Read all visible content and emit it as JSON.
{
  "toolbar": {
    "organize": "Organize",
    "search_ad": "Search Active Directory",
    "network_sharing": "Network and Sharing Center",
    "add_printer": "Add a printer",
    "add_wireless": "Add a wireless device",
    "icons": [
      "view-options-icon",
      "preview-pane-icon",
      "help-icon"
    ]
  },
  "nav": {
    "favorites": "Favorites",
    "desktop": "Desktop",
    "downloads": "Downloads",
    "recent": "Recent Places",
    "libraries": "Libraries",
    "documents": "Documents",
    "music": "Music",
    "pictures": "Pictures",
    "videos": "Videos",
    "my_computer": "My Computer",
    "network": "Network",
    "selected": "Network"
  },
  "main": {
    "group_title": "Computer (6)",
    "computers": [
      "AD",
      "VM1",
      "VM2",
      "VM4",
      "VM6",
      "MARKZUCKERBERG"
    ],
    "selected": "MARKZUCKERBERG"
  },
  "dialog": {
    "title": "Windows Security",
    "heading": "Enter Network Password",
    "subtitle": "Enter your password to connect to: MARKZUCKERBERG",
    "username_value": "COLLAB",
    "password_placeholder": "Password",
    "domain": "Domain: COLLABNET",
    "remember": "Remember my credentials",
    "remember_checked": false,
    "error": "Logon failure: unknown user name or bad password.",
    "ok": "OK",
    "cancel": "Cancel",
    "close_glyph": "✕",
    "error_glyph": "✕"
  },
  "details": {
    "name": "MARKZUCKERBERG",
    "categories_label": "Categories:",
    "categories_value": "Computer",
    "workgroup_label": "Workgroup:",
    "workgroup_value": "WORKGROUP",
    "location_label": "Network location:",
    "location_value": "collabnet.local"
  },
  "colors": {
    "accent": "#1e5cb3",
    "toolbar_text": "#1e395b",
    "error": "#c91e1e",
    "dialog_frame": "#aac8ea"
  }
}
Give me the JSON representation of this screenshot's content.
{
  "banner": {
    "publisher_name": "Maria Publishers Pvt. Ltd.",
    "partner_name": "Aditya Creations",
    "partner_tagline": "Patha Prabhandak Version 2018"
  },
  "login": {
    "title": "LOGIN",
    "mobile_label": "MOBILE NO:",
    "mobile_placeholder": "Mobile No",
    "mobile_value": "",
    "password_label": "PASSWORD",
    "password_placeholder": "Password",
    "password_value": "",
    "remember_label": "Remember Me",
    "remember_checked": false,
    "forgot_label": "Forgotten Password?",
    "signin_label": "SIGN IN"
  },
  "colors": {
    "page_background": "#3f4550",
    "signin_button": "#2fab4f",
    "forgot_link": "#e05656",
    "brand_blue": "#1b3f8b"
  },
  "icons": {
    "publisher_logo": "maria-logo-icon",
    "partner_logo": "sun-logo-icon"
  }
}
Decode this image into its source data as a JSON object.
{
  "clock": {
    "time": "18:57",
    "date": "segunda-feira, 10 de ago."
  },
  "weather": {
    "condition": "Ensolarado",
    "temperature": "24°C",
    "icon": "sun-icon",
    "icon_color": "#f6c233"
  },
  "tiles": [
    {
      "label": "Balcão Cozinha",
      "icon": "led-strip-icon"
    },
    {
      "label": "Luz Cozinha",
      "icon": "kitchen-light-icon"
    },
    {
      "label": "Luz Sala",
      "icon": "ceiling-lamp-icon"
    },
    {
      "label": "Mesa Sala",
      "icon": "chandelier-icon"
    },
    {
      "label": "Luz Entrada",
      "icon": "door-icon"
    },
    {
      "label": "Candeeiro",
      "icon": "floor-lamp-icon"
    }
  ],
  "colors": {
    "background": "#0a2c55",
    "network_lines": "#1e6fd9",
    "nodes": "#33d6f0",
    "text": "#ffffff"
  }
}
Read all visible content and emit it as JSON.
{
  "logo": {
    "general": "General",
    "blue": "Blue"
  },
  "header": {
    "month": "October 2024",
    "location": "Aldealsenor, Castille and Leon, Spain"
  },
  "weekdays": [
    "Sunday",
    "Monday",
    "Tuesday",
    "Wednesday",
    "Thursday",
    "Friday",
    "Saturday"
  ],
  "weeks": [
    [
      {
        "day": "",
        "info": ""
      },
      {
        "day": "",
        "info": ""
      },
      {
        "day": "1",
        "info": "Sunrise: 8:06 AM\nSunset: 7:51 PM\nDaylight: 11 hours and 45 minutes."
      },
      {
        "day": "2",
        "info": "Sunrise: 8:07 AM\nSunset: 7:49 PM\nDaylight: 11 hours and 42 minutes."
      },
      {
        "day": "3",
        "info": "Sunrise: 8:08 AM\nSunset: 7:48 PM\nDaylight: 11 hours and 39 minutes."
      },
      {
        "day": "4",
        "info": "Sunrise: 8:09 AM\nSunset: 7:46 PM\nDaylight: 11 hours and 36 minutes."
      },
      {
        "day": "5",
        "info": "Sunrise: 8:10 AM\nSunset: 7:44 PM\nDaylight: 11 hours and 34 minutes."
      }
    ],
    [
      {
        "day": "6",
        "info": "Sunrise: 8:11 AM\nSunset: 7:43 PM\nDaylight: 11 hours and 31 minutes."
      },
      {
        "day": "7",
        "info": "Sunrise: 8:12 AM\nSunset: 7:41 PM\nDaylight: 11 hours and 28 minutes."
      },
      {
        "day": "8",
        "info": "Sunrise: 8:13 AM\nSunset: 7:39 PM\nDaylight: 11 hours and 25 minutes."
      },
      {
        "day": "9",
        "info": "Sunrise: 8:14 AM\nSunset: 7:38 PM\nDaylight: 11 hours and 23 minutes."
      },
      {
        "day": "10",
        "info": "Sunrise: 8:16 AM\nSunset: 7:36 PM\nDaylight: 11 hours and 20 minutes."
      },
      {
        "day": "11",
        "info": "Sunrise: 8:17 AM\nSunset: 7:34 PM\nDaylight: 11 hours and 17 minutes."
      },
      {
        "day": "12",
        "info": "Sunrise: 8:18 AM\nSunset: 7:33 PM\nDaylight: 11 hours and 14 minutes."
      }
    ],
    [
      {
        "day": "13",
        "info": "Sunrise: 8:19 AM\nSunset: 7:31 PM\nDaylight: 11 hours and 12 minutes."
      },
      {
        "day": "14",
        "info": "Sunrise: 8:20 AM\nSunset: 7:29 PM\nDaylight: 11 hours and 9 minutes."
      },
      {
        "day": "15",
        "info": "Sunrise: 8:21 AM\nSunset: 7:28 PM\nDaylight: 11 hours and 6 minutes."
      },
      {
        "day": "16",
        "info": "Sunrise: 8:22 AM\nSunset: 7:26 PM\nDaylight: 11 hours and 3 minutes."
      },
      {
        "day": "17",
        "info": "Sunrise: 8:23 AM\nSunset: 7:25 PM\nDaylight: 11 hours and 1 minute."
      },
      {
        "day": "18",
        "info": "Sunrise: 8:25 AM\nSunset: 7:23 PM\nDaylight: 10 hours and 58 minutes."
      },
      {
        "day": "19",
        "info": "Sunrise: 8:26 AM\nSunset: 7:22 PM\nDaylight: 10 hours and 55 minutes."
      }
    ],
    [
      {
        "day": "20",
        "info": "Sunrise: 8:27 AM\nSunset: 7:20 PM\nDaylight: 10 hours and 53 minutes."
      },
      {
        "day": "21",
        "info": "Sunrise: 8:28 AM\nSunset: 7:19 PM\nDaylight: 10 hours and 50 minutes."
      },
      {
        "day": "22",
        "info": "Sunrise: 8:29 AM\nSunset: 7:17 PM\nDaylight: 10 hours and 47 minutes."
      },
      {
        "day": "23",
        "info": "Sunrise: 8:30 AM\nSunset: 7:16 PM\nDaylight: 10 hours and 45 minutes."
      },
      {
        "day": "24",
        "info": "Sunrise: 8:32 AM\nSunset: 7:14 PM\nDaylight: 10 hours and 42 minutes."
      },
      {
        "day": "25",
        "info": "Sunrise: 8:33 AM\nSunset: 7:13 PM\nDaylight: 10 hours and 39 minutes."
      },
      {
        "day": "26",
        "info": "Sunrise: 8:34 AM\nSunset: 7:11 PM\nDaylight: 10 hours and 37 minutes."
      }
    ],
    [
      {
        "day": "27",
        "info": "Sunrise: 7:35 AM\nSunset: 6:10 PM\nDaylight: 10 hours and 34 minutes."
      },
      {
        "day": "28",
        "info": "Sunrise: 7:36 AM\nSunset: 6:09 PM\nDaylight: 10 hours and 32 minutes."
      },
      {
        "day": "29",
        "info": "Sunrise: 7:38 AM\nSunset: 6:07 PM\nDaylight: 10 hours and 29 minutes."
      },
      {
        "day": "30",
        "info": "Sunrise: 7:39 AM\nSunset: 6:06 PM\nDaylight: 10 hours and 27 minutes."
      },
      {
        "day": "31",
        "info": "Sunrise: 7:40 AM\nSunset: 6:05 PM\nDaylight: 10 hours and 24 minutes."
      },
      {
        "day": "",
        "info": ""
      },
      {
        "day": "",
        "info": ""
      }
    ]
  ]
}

____

- **What needs to be done**
Copy every line of the listing containing the string "this".

- **Solution**
Give me the JSON representation of this screenshot's content.
Decode this image into its source data as a JSON object.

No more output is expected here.